**CHALLENGE:**
Show every line that has the string "Page" in it.

A run of records:
★ ★ ★

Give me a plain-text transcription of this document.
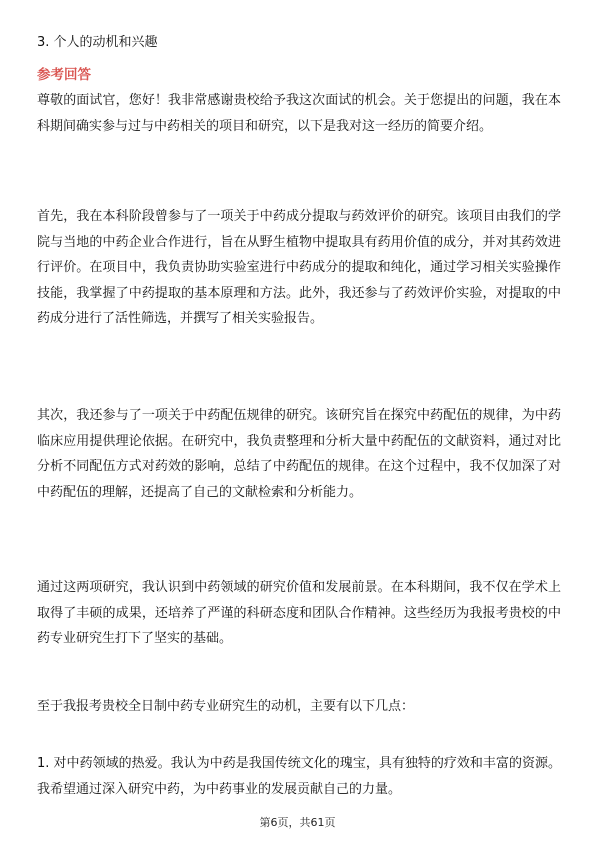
3. 个人的动机和兴趣
参考回答

尊敬的面试官，您好！我非常感谢贵校给予我这次面试的机会。关于您提出的问题，我在本科期间确实参与过与中药相关的项目和研究，以下是我对这一经历的简要介绍。

首先，我在本科阶段曾参与了一项关于中药成分提取与药效评价的研究。该项目由我们的学院与当地的中药企业合作进行，旨在从野生植物中提取具有药用价值的成分，并对其药效进行评价。在项目中，我负责协助实验室进行中药成分的提取和纯化，通过学习相关实验操作技能，我掌握了中药提取的基本原理和方法。此外，我还参与了药效评价实验，对提取的中药成分进行了活性筛选，并撰写了相关实验报告。

其次，我还参与了一项关于中药配伍规律的研究。该研究旨在探究中药配伍的规律，为中药临床应用提供理论依据。在研究中，我负责整理和分析大量中药配伍的文献资料，通过对比分析不同配伍方式对药效的影响，总结了中药配伍的规律。在这个过程中，我不仅加深了对中药配伍的理解，还提高了自己的文献检索和分析能力。

通过这两项研究，我认识到中药领域的研究价值和发展前景。在本科期间，我不仅在学术上取得了丰硕的成果，还培养了严谨的科研态度和团队合作精神。这些经历为我报考贵校的中药专业研究生打下了坚实的基础。

至于我报考贵校全日制中药专业研究生的动机，主要有以下几点：

1. 对中药领域的热爱。我认为中药是我国传统文化的瑰宝，具有独特的疗效和丰富的资源。我希望通过深入研究中药，为中药事业的发展贡献自己的力量。

第6页，共61页
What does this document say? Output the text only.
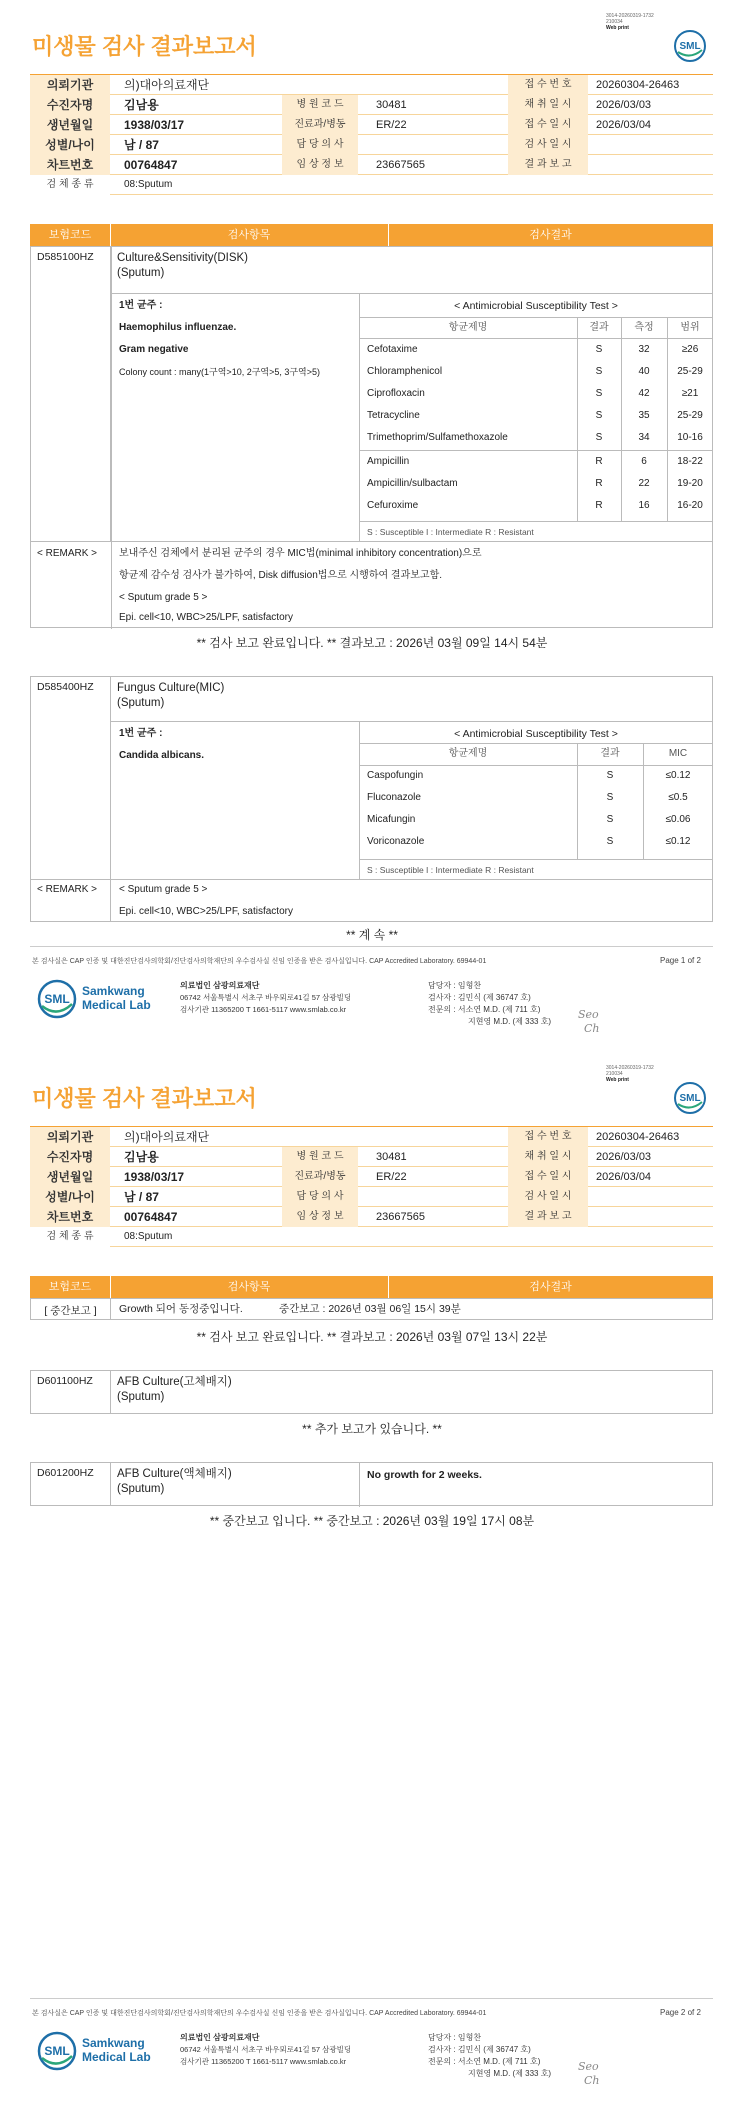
미생물 검사 결과보고서
3014-20260319-1732
210034
Web print
SML
의뢰기관	의)대아의료재단	접 수 번 호	20260304-26463
수진자명	김남용	병 원 코 드	30481	채 취 일 시	2026/03/03
생년월일	1938/03/17	진료과/병동	ER/22	접 수 일 시	2026/03/04
성별/나이	남 / 87	담 당 의 사	검 사 일 시
차트번호	00764847	임 상 정 보	23667565	결 과 보 고
검 체 종 류	08:Sputum
보험코드	검사항목	검사결과
D585100HZ	Culture&Sensitivity(DISK)
(Sputum)
1번 균주 :
Haemophilus influenzae.
Gram negative
Colony count : many(1구역>10, 2구역>5, 3구역>5)
< Antimicrobial Susceptibility Test >
항균제명	결과	측정	범위
Cefotaxime	S	32	≥26
Chloramphenicol	S	40	25-29
Ciprofloxacin	S	42	≥21
Tetracycline	S	35	25-29
Trimethoprim/Sulfamethoxazole	S	34	10-16
Ampicillin	R	6	18-22
Ampicillin/sulbactam	R	22	19-20
Cefuroxime	R	16	16-20
S : Susceptible I : Intermediate R : Resistant
< REMARK > 보내주신 검체에서 분리된 균주의 경우 MIC법(minimal inhibitory concentration)으로
항균제 감수성 검사가 불가하여, Disk diffusion법으로 시행하여 결과보고함.
< Sputum grade 5 >
Epi. cell<10, WBC>25/LPF, satisfactory
** 검사 보고 완료입니다. ** 결과보고 : 2026년 03월 09일 14시 54분
D585400HZ	Fungus Culture(MIC)
(Sputum)
1번 균주 :
Candida albicans.
< Antimicrobial Susceptibility Test >
항균제명	결과	MIC
Caspofungin	S	≤0.12
Fluconazole	S	≤0.5
Micafungin	S	≤0.06
Voriconazole	S	≤0.12
S : Susceptible I : Intermediate R : Resistant
< REMARK > < Sputum grade 5 >
Epi. cell<10, WBC>25/LPF, satisfactory
** 계 속 **
본 검사실은 CAP 인증 및 대한진단검사의학회/진단검사의학재단의 우수검사실 신임 인증을 받은 검사실입니다. CAP Accredited Laboratory. 69944-01	Page 1 of 2
SML
Samkwang
Medical Lab
의료법인 삼광의료재단
06742 서울특별시 서초구 바우뫼로41길 57 삼광빌딩
검사기관 11365200 T 1661-5117 www.smlab.co.kr
담당자 : 임형찬
검사자 : 김민식 (제 36747 호)
전문의 : 서소연 M.D. (제 711 호)
지현영 M.D. (제 333 호)
Seo
Ch
미생물 검사 결과보고서
3014-20260319-1732
210034
Web print
SML
의뢰기관	의)대아의료재단	접 수 번 호	20260304-26463
수진자명	김남용	병 원 코 드	30481	채 취 일 시	2026/03/03
생년월일	1938/03/17	진료과/병동	ER/22	접 수 일 시	2026/03/04
성별/나이	남 / 87	담 당 의 사	검 사 일 시
차트번호	00764847	임 상 정 보	23667565	결 과 보 고
검 체 종 류	08:Sputum
보험코드	검사항목	검사결과
[ 중간보고 ]	Growth 되어 동정중입니다.	중간보고 : 2026년 03월 06일 15시 39분
** 검사 보고 완료입니다. ** 결과보고 : 2026년 03월 07일 13시 22분
D601100HZ	AFB Culture(고체배지)
(Sputum)
** 추가 보고가 있습니다. **
D601200HZ	AFB Culture(액체배지)
(Sputum)
No growth for 2 weeks.
** 중간보고 입니다. ** 중간보고 : 2026년 03월 19일 17시 08분
본 검사실은 CAP 인증 및 대한진단검사의학회/진단검사의학재단의 우수검사실 신임 인증을 받은 검사실입니다. CAP Accredited Laboratory. 69944-01	Page 2 of 2
SML
Samkwang
Medical Lab
의료법인 삼광의료재단
06742 서울특별시 서초구 바우뫼로41길 57 삼광빌딩
검사기관 11365200 T 1661-5117 www.smlab.co.kr
담당자 : 임형찬
검사자 : 김민식 (제 36747 호)
전문의 : 서소연 M.D. (제 711 호)
지현영 M.D. (제 333 호)
Seo
Ch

★ ★ ★

**COMPLETED EXERCISE:**
본 검사실은 CAP 인증 및 대한진단검사의학회/진단검사의학재단의 우수검사실 신임 인증을 받은 검사실입니다. CAP Accredited Laboratory. 69944-01	Page 1 of 2
본 검사실은 CAP 인증 및 대한진단검사의학회/진단검사의학재단의 우수검사실 신임 인증을 받은 검사실입니다. CAP Accredited Laboratory. 69944-01	Page 2 of 2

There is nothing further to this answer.